» **TASK GOAL**:
Quote the entries word for word. Omit the pictures.

» **DATA PROVIDED**:

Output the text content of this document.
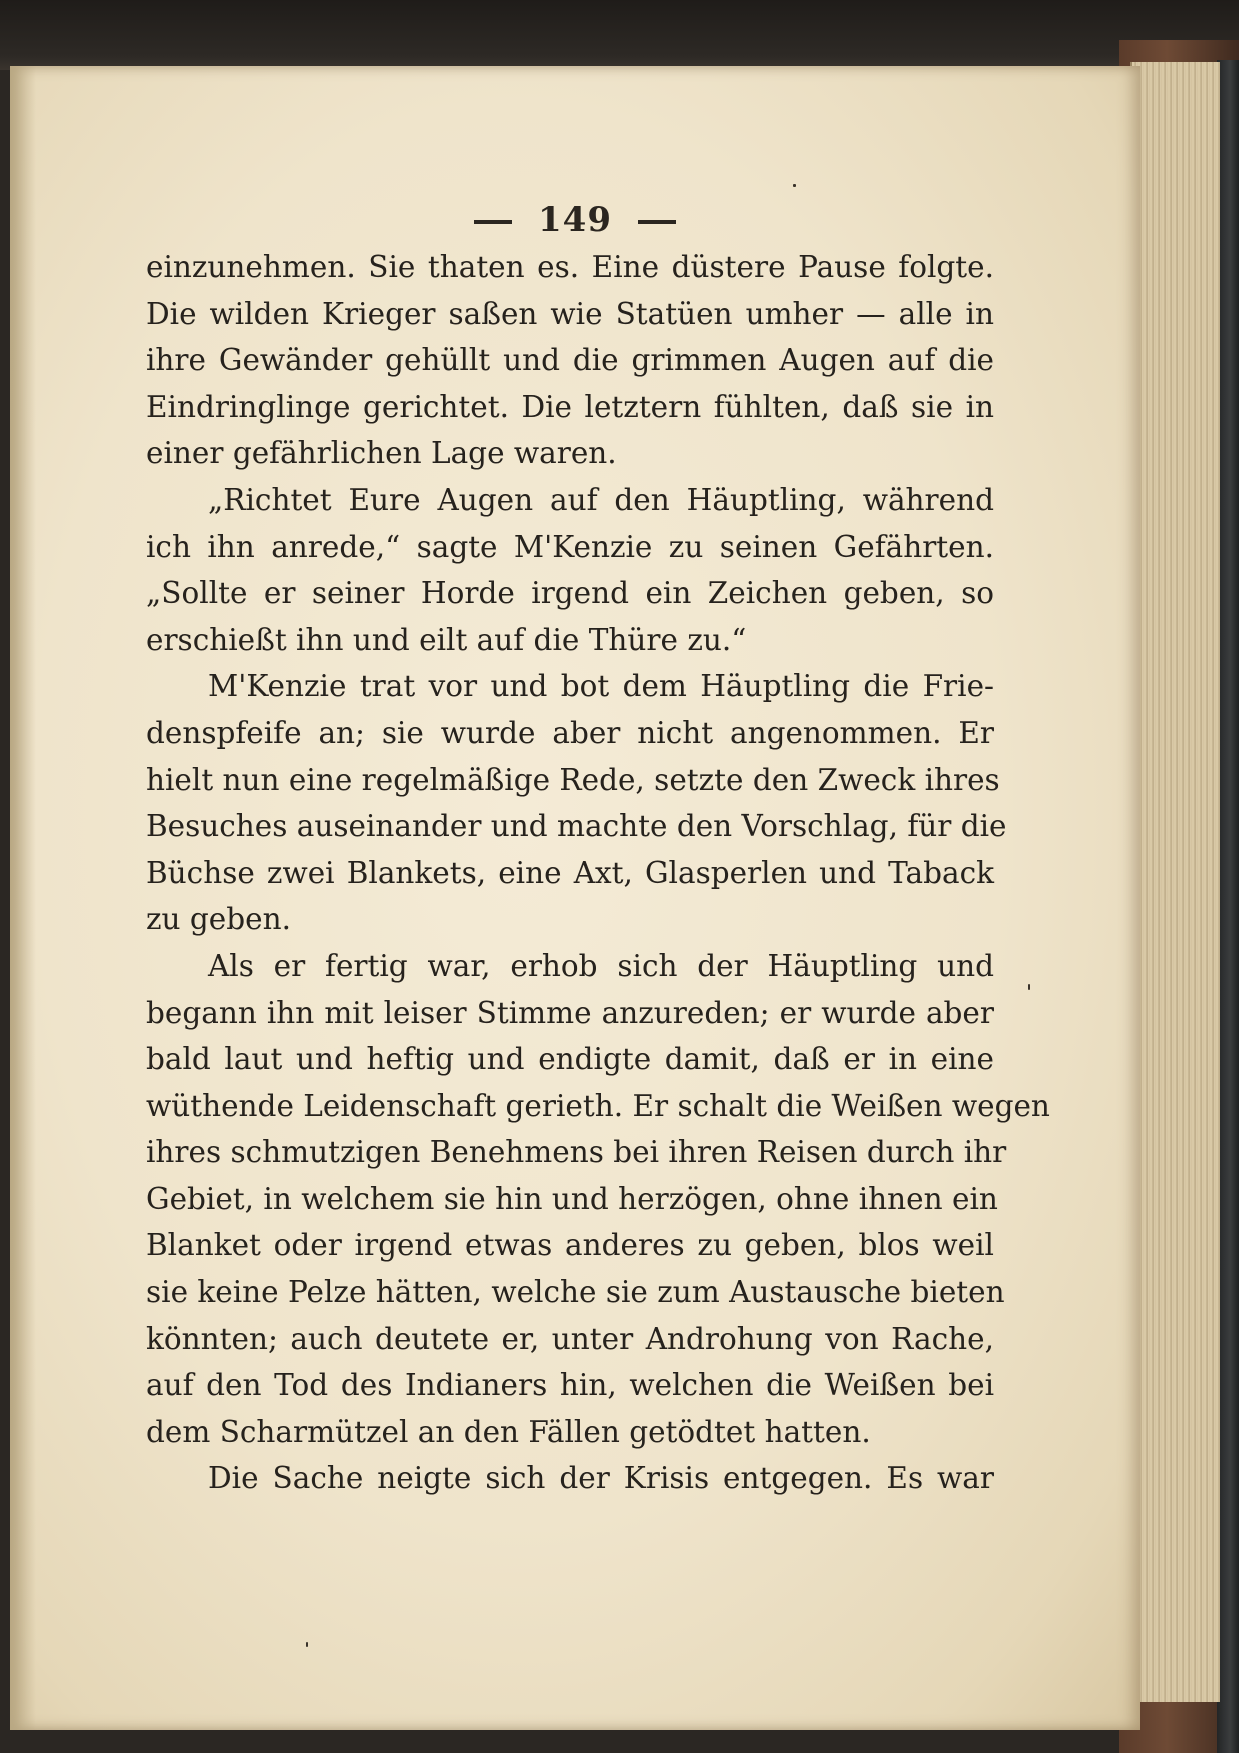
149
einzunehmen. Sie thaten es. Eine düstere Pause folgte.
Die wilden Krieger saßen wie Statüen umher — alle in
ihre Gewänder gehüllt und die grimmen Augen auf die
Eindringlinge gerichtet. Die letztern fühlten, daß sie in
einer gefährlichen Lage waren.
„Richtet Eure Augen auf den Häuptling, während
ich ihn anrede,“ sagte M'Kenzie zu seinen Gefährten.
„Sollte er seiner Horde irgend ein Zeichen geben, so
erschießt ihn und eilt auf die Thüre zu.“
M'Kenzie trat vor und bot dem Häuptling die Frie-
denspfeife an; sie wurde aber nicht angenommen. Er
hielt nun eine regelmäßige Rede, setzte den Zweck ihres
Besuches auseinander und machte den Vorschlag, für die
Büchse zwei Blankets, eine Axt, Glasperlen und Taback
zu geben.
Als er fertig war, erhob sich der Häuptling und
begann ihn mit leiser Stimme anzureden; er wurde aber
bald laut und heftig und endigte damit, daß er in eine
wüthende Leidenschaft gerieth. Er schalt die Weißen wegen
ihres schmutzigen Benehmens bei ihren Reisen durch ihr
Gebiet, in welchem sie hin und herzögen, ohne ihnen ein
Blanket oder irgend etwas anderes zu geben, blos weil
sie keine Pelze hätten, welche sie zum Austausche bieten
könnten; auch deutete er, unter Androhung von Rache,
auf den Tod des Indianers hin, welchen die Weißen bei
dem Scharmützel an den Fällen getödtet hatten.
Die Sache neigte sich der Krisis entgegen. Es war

» **ANSWER TO THE EXERCISE**:
Output the text content of this document.
149
einzunehmen. Sie thaten es. Eine düstere Pause folgte.
Die wilden Krieger saßen wie Statüen umher — alle in
ihre Gewänder gehüllt und die grimmen Augen auf die
Eindringlinge gerichtet. Die letztern fühlten, daß sie in
einer gefährlichen Lage waren.
„Richtet Eure Augen auf den Häuptling, während
ich ihn anrede,“ sagte M'Kenzie zu seinen Gefährten.
„Sollte er seiner Horde irgend ein Zeichen geben, so
erschießt ihn und eilt auf die Thüre zu.“
M'Kenzie trat vor und bot dem Häuptling die Frie-
denspfeife an; sie wurde aber nicht angenommen. Er
hielt nun eine regelmäßige Rede, setzte den Zweck ihres
Besuches auseinander und machte den Vorschlag, für die
Büchse zwei Blankets, eine Axt, Glasperlen und Taback
zu geben.
Als er fertig war, erhob sich der Häuptling und
begann ihn mit leiser Stimme anzureden; er wurde aber
bald laut und heftig und endigte damit, daß er in eine
wüthende Leidenschaft gerieth. Er schalt die Weißen wegen
ihres schmutzigen Benehmens bei ihren Reisen durch ihr
Gebiet, in welchem sie hin und herzögen, ohne ihnen ein
Blanket oder irgend etwas anderes zu geben, blos weil
sie keine Pelze hätten, welche sie zum Austausche bieten
könnten; auch deutete er, unter Androhung von Rache,
auf den Tod des Indianers hin, welchen die Weißen bei
dem Scharmützel an den Fällen getödtet hatten.
Die Sache neigte sich der Krisis entgegen. Es war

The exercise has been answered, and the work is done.